**DESCRIPTION OF THE TASK**
Find the lines below that contain the word "change" and count them. Only the number should be given.

(Extracts from a graphics dataset)
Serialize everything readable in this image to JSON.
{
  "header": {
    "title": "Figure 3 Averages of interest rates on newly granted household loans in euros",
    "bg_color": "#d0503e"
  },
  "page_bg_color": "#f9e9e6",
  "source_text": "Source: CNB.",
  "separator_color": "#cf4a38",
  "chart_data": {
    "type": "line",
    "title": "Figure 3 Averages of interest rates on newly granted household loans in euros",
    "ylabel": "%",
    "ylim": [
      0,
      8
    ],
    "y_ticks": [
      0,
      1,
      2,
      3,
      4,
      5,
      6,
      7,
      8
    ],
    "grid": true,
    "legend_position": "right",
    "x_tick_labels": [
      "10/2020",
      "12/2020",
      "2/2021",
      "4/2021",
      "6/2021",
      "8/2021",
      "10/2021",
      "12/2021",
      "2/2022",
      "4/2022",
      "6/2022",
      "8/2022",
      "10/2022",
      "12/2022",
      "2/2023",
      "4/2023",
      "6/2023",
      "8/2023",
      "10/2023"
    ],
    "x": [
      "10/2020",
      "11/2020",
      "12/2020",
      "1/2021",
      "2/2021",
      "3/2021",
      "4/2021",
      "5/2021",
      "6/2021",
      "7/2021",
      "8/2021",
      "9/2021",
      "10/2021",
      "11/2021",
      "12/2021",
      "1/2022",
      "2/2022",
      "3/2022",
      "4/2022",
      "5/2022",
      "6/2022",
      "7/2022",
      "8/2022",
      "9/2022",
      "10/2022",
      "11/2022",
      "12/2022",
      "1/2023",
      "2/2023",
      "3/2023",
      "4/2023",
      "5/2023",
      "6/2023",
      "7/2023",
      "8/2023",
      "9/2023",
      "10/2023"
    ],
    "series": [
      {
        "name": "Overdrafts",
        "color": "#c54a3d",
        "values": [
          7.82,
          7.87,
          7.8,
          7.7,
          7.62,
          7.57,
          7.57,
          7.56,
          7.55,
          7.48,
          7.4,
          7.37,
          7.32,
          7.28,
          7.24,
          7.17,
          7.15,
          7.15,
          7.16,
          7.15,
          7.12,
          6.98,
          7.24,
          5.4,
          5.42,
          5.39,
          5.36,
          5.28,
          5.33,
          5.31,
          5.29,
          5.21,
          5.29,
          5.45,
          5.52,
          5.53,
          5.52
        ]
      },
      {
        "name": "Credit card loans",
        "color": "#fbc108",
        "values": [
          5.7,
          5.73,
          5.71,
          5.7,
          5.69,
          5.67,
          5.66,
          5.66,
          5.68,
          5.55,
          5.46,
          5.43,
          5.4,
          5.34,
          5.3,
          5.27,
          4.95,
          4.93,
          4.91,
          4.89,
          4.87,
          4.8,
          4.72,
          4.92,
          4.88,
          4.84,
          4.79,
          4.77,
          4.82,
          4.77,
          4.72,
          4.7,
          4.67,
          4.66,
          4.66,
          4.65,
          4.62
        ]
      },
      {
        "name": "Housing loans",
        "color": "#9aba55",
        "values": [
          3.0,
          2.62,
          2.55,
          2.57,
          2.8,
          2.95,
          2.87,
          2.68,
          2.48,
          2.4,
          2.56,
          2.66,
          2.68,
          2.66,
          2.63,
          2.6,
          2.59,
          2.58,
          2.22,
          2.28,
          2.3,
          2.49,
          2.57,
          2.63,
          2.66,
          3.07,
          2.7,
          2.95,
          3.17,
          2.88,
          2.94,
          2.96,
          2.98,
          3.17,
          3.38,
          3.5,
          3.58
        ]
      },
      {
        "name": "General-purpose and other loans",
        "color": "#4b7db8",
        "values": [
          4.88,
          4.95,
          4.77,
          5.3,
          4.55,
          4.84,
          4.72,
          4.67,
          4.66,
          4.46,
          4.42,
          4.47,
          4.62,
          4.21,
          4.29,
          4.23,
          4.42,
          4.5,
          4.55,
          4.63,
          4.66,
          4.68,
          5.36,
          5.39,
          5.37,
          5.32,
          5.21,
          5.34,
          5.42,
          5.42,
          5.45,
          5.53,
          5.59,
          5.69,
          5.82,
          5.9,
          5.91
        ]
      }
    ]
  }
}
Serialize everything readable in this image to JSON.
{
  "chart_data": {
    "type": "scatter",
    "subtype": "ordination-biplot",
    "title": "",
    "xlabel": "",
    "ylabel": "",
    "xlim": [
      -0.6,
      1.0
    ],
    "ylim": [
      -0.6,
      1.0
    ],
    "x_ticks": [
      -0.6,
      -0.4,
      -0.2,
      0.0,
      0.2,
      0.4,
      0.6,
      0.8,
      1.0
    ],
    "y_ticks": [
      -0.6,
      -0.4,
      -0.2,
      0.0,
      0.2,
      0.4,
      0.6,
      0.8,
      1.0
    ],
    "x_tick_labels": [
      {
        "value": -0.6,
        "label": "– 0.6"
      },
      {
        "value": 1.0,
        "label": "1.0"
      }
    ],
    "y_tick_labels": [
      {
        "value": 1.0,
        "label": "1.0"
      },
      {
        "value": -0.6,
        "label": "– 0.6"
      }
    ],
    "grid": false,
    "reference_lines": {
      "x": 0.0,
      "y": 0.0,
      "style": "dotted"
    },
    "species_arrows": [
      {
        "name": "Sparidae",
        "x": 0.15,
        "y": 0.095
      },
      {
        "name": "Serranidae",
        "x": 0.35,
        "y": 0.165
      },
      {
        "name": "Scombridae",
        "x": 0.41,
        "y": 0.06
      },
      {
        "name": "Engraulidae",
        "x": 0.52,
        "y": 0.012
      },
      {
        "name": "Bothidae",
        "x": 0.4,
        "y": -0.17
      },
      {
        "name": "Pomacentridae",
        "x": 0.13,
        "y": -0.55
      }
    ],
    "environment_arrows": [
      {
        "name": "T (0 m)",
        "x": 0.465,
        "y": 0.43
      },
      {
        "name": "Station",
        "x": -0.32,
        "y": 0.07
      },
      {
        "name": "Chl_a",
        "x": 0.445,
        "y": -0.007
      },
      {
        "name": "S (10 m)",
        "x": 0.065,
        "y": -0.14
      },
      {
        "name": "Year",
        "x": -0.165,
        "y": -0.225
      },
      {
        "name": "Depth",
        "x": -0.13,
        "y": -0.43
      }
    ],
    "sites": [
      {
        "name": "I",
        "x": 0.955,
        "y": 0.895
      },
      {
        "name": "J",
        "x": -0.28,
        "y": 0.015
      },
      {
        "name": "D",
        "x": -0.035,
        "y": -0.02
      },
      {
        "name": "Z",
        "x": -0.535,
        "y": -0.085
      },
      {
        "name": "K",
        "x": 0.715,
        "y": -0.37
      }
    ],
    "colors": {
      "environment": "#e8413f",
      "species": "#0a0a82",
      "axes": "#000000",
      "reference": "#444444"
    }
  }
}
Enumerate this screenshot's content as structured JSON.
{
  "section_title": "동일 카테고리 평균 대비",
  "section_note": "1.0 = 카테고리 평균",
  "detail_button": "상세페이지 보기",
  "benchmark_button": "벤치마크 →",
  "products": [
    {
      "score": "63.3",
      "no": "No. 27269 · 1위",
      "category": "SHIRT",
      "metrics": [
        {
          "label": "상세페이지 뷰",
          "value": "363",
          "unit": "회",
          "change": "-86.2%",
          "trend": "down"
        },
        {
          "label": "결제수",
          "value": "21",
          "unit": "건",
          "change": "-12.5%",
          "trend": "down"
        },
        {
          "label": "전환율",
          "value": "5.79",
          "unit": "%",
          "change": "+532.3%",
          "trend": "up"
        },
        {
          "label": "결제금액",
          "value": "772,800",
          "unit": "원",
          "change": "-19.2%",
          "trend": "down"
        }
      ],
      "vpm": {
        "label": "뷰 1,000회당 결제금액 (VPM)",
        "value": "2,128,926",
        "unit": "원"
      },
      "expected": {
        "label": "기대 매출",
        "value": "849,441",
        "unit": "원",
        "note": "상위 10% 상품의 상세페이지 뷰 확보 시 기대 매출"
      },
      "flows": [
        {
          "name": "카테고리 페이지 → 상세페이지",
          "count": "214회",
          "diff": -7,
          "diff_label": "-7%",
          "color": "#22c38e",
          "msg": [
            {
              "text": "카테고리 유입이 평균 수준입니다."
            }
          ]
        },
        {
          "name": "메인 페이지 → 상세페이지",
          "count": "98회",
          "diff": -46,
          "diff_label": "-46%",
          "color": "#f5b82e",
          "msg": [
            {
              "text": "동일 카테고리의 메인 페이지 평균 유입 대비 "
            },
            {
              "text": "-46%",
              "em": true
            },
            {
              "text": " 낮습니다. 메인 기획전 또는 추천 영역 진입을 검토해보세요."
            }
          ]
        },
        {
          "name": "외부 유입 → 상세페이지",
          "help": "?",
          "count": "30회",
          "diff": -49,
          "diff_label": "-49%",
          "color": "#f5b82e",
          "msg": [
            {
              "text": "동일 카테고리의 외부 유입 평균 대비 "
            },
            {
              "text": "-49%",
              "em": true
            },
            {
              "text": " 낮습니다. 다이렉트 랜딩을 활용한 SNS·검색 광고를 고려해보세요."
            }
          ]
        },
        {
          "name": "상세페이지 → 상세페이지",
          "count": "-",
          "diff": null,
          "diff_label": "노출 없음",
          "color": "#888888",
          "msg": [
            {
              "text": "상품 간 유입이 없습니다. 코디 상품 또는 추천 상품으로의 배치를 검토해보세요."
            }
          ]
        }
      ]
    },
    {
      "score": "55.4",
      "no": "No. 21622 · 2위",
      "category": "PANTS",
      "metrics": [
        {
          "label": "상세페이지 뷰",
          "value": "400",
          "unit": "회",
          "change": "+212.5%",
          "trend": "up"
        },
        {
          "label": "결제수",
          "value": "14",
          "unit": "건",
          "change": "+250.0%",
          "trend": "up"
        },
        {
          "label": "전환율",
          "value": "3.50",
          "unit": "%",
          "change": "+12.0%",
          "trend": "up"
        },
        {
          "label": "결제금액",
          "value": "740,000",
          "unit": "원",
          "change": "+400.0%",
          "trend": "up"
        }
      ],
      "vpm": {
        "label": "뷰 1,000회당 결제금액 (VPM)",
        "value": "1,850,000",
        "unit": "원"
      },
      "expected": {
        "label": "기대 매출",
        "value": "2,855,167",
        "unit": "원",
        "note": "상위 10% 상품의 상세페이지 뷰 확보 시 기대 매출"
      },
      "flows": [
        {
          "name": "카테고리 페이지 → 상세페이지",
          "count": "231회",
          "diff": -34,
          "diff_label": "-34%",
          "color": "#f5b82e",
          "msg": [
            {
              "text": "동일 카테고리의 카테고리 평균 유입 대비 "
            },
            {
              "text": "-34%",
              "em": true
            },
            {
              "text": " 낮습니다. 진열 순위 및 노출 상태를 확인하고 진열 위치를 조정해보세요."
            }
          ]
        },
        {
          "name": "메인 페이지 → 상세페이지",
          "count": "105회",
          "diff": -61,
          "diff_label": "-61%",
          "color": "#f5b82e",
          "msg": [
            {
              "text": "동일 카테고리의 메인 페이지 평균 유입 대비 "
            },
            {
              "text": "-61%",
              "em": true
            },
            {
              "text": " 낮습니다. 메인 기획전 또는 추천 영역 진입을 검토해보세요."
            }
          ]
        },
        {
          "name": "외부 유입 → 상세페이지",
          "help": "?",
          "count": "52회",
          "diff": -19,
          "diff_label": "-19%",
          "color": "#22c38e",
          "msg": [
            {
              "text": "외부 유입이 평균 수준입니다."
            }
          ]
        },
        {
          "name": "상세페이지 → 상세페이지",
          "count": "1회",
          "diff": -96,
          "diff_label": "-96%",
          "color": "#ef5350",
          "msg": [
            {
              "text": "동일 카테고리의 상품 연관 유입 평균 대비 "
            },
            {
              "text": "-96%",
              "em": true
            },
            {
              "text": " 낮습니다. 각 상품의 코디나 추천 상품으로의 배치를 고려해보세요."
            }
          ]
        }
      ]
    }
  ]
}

**EXERCISE OUTPUT**
8